## start

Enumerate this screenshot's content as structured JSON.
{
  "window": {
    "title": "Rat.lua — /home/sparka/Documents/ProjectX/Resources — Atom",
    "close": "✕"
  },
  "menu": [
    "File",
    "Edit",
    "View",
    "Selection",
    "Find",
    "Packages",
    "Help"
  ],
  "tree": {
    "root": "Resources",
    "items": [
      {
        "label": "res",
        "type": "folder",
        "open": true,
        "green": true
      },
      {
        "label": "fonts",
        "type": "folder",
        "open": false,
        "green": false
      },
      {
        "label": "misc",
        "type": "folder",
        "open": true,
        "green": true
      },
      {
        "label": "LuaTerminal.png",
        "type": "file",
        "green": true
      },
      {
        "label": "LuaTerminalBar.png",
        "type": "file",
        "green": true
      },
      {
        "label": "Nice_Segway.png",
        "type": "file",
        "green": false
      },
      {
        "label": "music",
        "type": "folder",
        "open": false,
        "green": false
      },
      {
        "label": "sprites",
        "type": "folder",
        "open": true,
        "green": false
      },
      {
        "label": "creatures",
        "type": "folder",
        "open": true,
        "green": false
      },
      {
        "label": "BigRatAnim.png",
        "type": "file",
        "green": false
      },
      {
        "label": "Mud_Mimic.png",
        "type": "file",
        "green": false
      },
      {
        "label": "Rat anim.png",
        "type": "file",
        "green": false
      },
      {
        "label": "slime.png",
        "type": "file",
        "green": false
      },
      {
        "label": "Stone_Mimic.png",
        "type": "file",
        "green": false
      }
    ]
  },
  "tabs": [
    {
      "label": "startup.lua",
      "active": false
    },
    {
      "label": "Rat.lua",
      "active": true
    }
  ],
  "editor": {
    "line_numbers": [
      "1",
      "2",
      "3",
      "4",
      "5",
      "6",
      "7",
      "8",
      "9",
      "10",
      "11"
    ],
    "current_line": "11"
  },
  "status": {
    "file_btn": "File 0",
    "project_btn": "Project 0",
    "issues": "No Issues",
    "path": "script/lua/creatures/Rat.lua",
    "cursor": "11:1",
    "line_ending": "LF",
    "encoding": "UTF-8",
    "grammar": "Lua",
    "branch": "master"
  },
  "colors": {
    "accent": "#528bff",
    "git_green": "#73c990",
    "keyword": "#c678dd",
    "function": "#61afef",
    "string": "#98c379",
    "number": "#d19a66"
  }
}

## end

Go through the entries above and pull out each line with "Resources" in it.

    "title": "Rat.lua — /home/sparka/Documents/ProjectX/Resources — Atom",
    "root": "Resources",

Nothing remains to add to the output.